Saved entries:
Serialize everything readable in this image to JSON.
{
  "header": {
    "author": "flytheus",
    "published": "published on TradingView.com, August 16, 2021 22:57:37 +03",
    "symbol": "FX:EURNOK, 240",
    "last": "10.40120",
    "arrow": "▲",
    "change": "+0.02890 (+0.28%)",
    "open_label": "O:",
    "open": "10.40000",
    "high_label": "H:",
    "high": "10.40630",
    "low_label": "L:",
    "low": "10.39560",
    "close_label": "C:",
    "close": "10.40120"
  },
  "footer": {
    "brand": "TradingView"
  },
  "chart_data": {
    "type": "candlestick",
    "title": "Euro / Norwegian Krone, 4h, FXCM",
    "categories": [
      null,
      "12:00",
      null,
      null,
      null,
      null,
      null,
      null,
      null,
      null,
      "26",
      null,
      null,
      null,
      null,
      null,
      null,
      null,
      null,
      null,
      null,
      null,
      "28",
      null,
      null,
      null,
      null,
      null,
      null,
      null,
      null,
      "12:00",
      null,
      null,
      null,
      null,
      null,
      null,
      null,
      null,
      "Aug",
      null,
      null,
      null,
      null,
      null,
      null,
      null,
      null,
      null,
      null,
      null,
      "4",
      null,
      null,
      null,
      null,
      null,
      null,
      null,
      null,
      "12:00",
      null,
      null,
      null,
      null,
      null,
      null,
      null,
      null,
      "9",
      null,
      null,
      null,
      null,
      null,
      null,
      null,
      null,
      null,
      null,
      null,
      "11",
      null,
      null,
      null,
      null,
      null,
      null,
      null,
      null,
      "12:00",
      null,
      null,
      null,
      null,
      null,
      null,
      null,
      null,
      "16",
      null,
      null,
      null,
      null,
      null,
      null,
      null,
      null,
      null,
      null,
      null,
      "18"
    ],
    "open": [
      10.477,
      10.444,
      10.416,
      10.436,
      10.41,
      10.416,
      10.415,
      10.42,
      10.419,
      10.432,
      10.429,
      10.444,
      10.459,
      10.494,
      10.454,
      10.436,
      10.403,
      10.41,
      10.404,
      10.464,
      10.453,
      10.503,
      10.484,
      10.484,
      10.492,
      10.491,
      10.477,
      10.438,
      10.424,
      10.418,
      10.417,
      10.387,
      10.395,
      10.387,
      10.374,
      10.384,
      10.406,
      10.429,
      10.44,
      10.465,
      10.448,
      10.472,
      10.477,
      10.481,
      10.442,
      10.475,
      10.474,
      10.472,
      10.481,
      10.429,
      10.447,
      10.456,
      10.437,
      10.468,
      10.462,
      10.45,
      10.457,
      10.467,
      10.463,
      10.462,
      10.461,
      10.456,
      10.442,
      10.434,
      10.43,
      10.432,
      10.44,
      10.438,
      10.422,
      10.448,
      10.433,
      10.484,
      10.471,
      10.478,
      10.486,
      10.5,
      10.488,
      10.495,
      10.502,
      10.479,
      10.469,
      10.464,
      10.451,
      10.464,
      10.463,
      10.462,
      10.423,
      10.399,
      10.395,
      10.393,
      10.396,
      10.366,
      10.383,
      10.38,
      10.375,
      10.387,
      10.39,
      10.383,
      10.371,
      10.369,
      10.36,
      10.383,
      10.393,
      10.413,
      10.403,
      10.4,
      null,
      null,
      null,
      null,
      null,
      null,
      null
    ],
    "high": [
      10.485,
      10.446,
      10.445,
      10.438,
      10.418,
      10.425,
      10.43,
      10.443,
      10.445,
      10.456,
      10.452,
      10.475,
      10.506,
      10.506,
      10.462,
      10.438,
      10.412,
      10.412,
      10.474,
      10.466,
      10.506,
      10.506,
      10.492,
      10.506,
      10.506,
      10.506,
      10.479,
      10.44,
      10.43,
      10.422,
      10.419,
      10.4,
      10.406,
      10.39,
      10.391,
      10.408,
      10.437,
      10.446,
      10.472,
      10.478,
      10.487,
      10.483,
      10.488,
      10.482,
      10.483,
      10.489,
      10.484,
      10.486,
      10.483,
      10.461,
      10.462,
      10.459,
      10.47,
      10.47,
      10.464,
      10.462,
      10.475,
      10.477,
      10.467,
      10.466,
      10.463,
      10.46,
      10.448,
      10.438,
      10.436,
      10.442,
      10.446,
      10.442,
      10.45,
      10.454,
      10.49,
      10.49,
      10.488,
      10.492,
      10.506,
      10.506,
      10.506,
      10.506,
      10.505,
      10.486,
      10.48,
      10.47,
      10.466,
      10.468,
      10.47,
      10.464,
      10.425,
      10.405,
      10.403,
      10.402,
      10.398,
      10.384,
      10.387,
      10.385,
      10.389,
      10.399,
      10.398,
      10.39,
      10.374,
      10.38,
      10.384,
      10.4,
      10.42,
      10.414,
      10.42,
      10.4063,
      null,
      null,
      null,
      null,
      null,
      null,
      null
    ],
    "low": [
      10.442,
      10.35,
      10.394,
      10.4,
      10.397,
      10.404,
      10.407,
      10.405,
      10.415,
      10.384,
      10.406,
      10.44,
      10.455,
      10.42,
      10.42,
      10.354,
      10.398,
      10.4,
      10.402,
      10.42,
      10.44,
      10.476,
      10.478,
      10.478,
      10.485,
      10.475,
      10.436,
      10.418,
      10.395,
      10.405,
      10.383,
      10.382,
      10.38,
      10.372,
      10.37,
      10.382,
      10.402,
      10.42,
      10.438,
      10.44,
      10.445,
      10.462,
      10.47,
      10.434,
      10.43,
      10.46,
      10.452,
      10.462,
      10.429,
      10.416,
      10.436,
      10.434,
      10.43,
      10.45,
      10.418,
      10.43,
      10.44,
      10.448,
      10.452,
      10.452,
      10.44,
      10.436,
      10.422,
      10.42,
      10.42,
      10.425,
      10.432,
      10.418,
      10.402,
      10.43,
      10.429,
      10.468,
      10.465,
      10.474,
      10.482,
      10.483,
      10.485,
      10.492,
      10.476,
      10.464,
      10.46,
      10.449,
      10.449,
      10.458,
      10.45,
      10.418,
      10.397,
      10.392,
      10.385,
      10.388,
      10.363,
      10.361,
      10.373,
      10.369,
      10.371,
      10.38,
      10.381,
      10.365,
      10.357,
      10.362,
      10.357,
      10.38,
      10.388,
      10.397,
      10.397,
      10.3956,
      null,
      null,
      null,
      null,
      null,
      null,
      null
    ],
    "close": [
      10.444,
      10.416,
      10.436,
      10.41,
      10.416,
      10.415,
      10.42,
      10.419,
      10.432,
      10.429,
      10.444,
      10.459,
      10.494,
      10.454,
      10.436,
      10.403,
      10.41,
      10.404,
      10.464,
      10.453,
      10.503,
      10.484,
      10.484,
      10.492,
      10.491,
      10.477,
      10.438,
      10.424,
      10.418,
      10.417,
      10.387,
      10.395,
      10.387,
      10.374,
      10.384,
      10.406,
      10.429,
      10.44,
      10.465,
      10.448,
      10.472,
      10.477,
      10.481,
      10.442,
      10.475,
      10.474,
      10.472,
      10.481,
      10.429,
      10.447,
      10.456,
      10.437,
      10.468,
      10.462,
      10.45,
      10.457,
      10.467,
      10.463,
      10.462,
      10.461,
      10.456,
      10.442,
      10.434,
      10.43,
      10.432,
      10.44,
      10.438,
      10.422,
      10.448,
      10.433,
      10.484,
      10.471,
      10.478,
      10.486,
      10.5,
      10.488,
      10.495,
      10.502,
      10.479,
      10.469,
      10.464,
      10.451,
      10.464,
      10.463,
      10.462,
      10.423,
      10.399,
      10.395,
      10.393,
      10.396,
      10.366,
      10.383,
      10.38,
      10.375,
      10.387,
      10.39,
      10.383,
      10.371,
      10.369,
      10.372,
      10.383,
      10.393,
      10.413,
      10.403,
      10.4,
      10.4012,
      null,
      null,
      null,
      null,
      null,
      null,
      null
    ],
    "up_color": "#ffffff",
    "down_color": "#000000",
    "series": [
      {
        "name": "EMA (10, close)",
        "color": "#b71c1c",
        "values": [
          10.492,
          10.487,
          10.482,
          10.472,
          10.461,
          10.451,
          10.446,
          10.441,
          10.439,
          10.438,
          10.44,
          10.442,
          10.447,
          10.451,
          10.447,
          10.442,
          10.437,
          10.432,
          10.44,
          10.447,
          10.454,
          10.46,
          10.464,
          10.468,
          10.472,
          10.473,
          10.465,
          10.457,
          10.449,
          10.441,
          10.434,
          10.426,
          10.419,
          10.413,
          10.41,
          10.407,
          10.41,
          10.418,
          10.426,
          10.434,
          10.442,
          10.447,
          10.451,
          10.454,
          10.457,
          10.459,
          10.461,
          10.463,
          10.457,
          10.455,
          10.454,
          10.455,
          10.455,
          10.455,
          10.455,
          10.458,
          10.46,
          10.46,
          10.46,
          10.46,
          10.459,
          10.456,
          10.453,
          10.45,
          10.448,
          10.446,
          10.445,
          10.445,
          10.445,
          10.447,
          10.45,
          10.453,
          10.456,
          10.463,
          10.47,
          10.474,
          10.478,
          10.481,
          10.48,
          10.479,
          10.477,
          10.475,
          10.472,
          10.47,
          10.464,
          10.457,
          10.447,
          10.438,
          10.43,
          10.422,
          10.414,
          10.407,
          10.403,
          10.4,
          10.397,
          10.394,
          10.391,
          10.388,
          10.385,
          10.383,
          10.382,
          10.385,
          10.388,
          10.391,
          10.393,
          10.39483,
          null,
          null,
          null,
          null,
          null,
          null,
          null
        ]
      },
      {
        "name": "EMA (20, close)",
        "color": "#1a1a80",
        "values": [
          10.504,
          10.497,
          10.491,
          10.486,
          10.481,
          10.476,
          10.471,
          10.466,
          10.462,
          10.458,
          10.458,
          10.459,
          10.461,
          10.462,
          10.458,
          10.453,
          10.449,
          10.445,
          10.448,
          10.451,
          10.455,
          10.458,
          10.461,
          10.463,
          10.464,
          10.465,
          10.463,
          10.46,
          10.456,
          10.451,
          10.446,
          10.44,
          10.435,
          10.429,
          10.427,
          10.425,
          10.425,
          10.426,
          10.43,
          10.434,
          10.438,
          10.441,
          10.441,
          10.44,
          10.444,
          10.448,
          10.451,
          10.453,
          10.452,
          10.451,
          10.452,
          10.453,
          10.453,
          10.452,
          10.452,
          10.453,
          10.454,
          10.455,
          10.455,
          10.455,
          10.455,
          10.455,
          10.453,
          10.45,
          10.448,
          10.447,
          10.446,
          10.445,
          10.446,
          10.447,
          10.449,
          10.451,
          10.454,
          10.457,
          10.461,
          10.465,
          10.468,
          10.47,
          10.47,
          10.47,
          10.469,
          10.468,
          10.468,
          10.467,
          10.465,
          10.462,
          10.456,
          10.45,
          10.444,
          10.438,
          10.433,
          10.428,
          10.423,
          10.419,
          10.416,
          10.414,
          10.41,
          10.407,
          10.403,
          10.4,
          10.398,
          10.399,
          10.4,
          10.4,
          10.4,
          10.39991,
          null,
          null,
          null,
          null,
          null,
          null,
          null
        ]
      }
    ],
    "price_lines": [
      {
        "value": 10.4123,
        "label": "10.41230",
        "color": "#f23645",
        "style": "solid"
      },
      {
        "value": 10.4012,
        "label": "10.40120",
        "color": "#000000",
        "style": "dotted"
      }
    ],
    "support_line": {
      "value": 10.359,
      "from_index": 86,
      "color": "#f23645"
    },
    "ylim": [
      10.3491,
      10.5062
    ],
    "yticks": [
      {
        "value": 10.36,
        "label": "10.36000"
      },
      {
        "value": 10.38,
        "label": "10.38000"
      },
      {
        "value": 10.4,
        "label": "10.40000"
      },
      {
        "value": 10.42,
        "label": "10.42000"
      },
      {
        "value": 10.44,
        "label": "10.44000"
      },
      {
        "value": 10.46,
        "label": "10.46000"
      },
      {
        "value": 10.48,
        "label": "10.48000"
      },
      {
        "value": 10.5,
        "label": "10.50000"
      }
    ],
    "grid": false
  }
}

• What to do:
Report how many lines of the listing hold the string "TradingView", giving only the number.

• Reply:
2